• Given request
Can you find the lines of the listing that include "Digestion" and copy every one?

• Source material

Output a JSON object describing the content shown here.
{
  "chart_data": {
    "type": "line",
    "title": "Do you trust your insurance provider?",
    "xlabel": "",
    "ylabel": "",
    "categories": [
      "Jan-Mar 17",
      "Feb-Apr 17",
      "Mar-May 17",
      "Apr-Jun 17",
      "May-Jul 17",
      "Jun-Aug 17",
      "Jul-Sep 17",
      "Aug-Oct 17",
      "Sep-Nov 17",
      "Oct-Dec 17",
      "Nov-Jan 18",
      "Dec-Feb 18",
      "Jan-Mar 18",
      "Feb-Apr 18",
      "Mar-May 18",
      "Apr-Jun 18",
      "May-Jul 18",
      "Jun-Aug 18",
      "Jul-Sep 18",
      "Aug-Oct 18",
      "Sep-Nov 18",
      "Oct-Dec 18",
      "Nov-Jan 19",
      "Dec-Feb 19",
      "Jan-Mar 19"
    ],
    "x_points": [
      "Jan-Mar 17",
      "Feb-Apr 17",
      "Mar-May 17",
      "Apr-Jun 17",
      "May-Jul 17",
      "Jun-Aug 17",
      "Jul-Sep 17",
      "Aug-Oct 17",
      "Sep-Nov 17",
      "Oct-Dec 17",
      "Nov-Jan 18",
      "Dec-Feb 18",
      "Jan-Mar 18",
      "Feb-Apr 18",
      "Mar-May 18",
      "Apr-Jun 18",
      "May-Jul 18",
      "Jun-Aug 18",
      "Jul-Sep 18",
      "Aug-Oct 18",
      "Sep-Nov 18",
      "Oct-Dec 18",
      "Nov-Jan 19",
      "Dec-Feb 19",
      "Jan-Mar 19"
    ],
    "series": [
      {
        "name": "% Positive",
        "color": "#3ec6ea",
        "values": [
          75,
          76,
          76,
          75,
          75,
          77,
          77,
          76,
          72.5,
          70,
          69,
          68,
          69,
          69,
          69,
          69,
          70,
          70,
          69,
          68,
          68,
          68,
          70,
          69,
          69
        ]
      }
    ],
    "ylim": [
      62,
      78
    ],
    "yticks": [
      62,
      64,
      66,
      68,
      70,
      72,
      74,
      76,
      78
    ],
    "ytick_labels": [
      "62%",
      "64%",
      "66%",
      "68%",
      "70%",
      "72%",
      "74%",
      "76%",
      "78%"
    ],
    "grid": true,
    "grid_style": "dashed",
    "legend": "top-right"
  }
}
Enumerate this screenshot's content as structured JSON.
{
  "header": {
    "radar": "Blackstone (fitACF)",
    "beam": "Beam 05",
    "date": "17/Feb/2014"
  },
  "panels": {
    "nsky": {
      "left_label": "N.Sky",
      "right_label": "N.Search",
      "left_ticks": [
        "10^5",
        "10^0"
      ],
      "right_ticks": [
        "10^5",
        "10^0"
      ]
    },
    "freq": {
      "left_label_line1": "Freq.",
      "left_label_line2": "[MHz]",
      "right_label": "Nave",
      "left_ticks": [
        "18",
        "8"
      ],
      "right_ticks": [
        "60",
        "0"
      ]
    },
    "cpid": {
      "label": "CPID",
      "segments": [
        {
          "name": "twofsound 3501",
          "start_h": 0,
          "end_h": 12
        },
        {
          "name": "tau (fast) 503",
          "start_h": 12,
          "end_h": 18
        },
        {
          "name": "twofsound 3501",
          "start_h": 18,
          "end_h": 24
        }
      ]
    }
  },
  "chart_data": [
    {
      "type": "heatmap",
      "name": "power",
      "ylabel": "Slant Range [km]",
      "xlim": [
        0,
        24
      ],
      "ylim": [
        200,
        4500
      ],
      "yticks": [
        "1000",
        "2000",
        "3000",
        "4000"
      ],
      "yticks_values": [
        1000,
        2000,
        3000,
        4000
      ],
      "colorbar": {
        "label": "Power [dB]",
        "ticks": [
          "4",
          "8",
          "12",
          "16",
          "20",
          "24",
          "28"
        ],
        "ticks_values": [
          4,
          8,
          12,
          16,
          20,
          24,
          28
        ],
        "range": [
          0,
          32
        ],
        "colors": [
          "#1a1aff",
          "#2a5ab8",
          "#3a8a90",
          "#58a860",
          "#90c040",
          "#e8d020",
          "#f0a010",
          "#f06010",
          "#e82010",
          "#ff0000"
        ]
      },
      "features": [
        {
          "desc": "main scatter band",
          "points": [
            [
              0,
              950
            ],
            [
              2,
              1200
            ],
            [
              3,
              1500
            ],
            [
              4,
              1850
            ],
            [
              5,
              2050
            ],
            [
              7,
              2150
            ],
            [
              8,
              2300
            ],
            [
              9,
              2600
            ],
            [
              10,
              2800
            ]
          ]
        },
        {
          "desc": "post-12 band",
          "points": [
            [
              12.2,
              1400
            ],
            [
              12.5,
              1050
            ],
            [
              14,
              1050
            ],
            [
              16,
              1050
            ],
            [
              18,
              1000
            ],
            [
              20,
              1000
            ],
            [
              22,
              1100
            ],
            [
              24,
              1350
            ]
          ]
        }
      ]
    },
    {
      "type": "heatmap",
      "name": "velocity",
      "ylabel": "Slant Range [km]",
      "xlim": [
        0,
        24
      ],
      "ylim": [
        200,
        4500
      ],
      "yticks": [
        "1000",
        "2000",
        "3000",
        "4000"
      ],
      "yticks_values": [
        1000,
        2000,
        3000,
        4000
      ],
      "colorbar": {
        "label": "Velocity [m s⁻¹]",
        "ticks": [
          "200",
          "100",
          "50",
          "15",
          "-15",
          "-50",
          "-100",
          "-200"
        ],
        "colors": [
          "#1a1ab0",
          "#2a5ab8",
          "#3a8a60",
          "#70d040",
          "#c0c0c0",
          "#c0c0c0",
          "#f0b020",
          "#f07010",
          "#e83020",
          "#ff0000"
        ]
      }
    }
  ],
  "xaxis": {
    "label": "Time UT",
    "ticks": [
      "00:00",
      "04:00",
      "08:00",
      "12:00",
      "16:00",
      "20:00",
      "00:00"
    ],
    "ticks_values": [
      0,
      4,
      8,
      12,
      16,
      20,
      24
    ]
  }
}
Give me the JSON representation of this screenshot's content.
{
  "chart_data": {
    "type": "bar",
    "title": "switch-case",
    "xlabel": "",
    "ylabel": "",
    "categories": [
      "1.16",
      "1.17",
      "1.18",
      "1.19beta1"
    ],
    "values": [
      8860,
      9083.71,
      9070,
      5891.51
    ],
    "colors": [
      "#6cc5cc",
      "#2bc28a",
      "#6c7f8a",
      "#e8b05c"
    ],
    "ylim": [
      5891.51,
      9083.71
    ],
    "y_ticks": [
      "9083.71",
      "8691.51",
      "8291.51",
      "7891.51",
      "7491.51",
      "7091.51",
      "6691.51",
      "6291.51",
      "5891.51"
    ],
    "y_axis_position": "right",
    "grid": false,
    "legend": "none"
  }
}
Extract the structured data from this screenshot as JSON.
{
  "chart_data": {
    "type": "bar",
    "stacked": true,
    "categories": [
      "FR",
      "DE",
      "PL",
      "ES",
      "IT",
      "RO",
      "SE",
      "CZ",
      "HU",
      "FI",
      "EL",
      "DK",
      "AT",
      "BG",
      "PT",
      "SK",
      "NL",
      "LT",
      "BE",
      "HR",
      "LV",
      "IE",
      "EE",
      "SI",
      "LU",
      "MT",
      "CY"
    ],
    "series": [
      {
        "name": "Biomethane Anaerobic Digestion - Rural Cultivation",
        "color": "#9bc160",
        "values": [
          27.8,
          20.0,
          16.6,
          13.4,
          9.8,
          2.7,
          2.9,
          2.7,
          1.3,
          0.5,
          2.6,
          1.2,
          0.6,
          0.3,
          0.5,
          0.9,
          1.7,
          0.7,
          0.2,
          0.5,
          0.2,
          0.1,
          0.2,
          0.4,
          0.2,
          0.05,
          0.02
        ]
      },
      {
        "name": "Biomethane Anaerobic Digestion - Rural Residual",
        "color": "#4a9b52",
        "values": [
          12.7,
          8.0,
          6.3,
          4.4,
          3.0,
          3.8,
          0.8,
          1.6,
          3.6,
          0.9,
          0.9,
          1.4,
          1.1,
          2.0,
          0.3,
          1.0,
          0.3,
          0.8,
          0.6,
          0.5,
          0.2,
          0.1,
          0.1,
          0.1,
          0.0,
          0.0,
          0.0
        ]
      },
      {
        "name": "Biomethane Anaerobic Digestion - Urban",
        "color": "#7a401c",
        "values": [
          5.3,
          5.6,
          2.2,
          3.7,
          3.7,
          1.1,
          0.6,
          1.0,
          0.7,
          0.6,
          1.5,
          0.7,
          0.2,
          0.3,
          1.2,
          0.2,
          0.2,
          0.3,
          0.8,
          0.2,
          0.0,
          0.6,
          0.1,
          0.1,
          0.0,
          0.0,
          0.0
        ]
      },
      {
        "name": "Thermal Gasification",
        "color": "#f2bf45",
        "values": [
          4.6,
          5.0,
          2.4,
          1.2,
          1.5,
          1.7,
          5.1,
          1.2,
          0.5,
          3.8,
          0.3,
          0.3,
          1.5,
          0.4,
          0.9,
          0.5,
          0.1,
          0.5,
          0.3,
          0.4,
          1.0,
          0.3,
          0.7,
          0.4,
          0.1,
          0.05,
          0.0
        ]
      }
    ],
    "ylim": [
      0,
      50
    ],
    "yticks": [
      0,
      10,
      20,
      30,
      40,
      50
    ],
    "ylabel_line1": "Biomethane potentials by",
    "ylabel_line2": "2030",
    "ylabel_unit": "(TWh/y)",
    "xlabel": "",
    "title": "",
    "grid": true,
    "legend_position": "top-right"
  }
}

• Correct output
        "name": "Biomethane Anaerobic Digestion - Rural Cultivation",
        "name": "Biomethane Anaerobic Digestion - Rural Residual",
        "name": "Biomethane Anaerobic Digestion - Urban",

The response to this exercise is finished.